Directive
Set down the material below in full, matching it exactly.

□ □ □ □

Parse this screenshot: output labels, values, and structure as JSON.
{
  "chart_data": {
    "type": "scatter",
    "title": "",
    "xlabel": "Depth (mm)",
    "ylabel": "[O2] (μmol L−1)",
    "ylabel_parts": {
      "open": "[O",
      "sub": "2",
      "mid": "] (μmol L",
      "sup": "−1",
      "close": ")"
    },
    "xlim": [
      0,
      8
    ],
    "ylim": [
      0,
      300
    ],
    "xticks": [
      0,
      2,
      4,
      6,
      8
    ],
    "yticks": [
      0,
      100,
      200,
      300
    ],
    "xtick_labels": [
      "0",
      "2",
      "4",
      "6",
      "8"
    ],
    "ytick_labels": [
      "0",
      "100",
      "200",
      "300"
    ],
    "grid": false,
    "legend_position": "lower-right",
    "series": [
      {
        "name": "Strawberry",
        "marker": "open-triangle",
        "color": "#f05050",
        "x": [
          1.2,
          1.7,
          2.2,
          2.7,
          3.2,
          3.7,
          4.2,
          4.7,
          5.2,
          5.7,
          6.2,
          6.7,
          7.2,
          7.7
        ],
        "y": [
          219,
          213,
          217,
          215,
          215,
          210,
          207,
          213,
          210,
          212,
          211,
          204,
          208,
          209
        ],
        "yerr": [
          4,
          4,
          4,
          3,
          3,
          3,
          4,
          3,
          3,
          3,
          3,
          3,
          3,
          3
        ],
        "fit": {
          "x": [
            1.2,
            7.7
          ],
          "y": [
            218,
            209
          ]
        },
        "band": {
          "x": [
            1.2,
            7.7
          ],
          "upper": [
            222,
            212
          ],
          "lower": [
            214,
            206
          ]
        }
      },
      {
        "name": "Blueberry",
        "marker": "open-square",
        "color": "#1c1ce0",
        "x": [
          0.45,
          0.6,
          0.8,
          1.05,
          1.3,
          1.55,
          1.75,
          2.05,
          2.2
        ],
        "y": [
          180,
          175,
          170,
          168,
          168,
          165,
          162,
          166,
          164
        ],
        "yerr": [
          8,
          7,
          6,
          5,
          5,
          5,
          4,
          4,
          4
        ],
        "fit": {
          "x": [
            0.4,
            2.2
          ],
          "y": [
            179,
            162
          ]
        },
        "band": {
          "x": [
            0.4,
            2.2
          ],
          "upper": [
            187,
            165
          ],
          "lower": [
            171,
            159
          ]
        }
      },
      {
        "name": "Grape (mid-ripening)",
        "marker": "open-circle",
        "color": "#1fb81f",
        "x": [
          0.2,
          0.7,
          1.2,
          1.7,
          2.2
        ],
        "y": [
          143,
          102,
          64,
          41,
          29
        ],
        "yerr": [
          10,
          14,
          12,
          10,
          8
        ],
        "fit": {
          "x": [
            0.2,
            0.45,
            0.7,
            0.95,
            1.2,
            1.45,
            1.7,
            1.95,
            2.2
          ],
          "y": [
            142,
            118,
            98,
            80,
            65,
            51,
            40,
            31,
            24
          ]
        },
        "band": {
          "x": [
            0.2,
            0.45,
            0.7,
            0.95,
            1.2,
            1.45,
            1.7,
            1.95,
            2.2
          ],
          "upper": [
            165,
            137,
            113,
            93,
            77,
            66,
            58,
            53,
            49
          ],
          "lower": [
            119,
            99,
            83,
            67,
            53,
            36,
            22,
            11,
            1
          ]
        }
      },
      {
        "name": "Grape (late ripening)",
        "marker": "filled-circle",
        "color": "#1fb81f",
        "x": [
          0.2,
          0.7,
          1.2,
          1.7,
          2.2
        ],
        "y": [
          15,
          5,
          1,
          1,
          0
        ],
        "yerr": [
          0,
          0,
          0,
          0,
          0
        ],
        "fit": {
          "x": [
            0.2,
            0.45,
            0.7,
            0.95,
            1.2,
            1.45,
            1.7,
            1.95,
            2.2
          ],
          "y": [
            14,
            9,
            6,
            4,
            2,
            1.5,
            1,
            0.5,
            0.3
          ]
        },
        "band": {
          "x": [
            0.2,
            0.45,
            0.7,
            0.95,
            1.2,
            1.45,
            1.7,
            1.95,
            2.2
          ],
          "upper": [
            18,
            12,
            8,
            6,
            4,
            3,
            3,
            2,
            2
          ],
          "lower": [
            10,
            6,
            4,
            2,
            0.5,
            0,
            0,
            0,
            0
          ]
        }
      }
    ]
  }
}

□ □ □ □

Completed exercise
Parse this screenshot: output labels, values, and structure as JSON.
{
  "chart_data": {
    "type": "scatter",
    "title": "",
    "xlabel": "Depth (mm)",
    "ylabel": "[O2] (μmol L−1)",
    "ylabel_parts": {
      "open": "[O",
      "sub": "2",
      "mid": "] (μmol L",
      "sup": "−1",
      "close": ")"
    },
    "xlim": [
      0,
      8
    ],
    "ylim": [
      0,
      300
    ],
    "xticks": [
      0,
      2,
      4,
      6,
      8
    ],
    "yticks": [
      0,
      100,
      200,
      300
    ],
    "xtick_labels": [
      "0",
      "2",
      "4",
      "6",
      "8"
    ],
    "ytick_labels": [
      "0",
      "100",
      "200",
      "300"
    ],
    "grid": false,
    "legend_position": "lower-right",
    "series": [
      {
        "name": "Strawberry",
        "marker": "open-triangle",
        "color": "#f05050",
        "x": [
          1.2,
          1.7,
          2.2,
          2.7,
          3.2,
          3.7,
          4.2,
          4.7,
          5.2,
          5.7,
          6.2,
          6.7,
          7.2,
          7.7
        ],
        "y": [
          219,
          213,
          217,
          215,
          215,
          210,
          207,
          213,
          210,
          212,
          211,
          204,
          208,
          209
        ],
        "yerr": [
          4,
          4,
          4,
          3,
          3,
          3,
          4,
          3,
          3,
          3,
          3,
          3,
          3,
          3
        ],
        "fit": {
          "x": [
            1.2,
            7.7
          ],
          "y": [
            218,
            209
          ]
        },
        "band": {
          "x": [
            1.2,
            7.7
          ],
          "upper": [
            222,
            212
          ],
          "lower": [
            214,
            206
          ]
        }
      },
      {
        "name": "Blueberry",
        "marker": "open-square",
        "color": "#1c1ce0",
        "x": [
          0.45,
          0.6,
          0.8,
          1.05,
          1.3,
          1.55,
          1.75,
          2.05,
          2.2
        ],
        "y": [
          180,
          175,
          170,
          168,
          168,
          165,
          162,
          166,
          164
        ],
        "yerr": [
          8,
          7,
          6,
          5,
          5,
          5,
          4,
          4,
          4
        ],
        "fit": {
          "x": [
            0.4,
            2.2
          ],
          "y": [
            179,
            162
          ]
        },
        "band": {
          "x": [
            0.4,
            2.2
          ],
          "upper": [
            187,
            165
          ],
          "lower": [
            171,
            159
          ]
        }
      },
      {
        "name": "Grape (mid-ripening)",
        "marker": "open-circle",
        "color": "#1fb81f",
        "x": [
          0.2,
          0.7,
          1.2,
          1.7,
          2.2
        ],
        "y": [
          143,
          102,
          64,
          41,
          29
        ],
        "yerr": [
          10,
          14,
          12,
          10,
          8
        ],
        "fit": {
          "x": [
            0.2,
            0.45,
            0.7,
            0.95,
            1.2,
            1.45,
            1.7,
            1.95,
            2.2
          ],
          "y": [
            142,
            118,
            98,
            80,
            65,
            51,
            40,
            31,
            24
          ]
        },
        "band": {
          "x": [
            0.2,
            0.45,
            0.7,
            0.95,
            1.2,
            1.45,
            1.7,
            1.95,
            2.2
          ],
          "upper": [
            165,
            137,
            113,
            93,
            77,
            66,
            58,
            53,
            49
          ],
          "lower": [
            119,
            99,
            83,
            67,
            53,
            36,
            22,
            11,
            1
          ]
        }
      },
      {
        "name": "Grape (late ripening)",
        "marker": "filled-circle",
        "color": "#1fb81f",
        "x": [
          0.2,
          0.7,
          1.2,
          1.7,
          2.2
        ],
        "y": [
          15,
          5,
          1,
          1,
          0
        ],
        "yerr": [
          0,
          0,
          0,
          0,
          0
        ],
        "fit": {
          "x": [
            0.2,
            0.45,
            0.7,
            0.95,
            1.2,
            1.45,
            1.7,
            1.95,
            2.2
          ],
          "y": [
            14,
            9,
            6,
            4,
            2,
            1.5,
            1,
            0.5,
            0.3
          ]
        },
        "band": {
          "x": [
            0.2,
            0.45,
            0.7,
            0.95,
            1.2,
            1.45,
            1.7,
            1.95,
            2.2
          ],
          "upper": [
            18,
            12,
            8,
            6,
            4,
            3,
            3,
            2,
            2
          ],
          "lower": [
            10,
            6,
            4,
            2,
            0.5,
            0,
            0,
            0,
            0
          ]
        }
      }
    ]
  }
}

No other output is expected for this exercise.